• **WRITTEN PROBLEM**: Return all lines with the word "Andel" in them.

• **ENTRIES PROVIDED**:
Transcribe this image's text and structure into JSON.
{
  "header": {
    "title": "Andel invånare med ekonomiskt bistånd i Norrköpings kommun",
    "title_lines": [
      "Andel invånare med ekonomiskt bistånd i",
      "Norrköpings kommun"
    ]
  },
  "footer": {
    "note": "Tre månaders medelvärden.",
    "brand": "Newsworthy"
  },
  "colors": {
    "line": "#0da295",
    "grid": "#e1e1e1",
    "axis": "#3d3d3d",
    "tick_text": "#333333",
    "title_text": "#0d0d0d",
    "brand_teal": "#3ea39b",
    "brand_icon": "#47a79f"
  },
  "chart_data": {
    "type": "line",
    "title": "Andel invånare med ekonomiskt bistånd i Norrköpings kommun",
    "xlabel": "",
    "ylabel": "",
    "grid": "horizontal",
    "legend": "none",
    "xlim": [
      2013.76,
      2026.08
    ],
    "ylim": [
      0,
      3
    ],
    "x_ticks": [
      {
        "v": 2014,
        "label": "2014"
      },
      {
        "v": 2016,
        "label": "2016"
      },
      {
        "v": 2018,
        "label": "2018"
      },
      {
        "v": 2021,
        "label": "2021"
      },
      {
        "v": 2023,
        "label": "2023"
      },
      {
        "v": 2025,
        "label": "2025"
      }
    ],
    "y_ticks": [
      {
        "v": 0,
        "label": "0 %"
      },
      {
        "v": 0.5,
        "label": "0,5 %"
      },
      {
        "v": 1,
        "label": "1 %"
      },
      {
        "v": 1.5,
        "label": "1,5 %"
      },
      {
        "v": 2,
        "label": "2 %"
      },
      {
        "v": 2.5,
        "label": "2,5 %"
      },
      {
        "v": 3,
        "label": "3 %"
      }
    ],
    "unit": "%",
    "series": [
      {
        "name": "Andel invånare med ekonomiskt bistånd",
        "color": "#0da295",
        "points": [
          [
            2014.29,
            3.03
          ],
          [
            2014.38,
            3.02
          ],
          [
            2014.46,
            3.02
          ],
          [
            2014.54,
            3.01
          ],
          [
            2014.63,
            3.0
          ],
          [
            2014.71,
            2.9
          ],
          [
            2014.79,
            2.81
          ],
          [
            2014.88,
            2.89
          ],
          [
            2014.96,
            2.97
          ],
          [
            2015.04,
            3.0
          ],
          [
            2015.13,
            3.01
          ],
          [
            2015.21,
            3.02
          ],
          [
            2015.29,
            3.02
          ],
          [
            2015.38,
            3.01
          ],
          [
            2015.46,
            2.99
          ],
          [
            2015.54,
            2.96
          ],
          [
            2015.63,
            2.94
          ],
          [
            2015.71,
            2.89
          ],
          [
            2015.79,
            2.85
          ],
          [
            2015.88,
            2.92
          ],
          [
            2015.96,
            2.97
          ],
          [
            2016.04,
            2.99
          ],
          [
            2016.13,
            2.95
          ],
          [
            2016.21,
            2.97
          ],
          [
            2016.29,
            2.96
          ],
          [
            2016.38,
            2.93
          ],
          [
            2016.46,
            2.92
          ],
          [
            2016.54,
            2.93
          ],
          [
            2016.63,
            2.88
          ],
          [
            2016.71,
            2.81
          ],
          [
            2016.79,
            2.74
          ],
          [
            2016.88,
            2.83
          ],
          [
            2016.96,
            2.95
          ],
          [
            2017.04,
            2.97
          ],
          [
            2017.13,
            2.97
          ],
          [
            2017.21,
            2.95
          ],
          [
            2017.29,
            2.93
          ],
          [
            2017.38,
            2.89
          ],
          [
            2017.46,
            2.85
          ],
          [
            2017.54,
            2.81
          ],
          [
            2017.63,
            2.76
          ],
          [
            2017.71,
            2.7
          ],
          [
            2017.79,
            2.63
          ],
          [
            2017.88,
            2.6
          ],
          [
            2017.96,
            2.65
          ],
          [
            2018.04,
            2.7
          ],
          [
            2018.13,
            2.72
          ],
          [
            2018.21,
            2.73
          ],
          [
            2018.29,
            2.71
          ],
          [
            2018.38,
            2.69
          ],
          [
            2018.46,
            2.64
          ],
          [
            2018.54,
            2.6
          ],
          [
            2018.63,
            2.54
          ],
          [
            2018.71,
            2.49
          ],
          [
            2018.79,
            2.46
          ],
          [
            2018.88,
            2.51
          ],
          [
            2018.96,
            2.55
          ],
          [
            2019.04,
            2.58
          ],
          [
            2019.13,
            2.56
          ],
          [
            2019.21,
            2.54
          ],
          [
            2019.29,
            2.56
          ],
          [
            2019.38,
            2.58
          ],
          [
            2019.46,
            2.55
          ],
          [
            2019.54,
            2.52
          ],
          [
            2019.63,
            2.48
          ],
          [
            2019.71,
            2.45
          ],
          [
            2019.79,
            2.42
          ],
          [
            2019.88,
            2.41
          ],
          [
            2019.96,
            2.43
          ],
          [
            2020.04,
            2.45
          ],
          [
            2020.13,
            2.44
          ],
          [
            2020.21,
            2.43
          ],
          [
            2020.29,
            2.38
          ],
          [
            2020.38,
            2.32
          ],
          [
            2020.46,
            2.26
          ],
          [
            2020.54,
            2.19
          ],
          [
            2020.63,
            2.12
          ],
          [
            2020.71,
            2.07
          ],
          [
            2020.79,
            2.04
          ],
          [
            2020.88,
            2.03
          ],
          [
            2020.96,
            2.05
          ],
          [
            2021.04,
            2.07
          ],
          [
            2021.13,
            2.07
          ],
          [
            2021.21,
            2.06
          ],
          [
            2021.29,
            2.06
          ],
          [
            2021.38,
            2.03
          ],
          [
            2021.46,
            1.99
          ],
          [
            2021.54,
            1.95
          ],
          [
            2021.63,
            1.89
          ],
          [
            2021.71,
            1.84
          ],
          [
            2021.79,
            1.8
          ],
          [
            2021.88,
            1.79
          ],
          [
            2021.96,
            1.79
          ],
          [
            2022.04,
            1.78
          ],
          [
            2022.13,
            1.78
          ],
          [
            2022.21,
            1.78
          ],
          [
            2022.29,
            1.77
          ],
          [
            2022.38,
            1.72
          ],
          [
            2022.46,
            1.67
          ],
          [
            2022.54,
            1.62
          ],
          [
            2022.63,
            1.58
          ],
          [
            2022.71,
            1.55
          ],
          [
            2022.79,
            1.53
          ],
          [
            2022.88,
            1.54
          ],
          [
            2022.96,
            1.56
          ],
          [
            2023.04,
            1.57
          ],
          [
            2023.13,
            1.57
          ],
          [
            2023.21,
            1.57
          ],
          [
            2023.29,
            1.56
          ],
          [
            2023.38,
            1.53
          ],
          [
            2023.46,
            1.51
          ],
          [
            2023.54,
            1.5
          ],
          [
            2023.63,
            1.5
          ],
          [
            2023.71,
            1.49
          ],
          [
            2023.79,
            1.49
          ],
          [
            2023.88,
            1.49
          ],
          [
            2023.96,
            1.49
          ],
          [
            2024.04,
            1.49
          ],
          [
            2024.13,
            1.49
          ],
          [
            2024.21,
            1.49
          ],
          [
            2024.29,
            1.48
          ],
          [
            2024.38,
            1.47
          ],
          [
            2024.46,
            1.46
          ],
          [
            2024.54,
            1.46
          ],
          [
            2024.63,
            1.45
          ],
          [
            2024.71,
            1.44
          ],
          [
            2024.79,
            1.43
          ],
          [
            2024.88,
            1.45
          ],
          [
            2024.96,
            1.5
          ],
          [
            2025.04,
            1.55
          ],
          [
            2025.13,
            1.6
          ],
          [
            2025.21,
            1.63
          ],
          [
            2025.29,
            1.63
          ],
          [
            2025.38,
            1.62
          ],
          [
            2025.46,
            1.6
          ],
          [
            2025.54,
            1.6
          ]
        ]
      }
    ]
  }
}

• **RESULT FOR THIS TASK**:
    "title": "Andel invånare med ekonomiskt bistånd i Norrköpings kommun",
      "Andel invånare med ekonomiskt bistånd i",
    "title": "Andel invånare med ekonomiskt bistånd i Norrköpings kommun",
        "name": "Andel invånare med ekonomiskt bistånd",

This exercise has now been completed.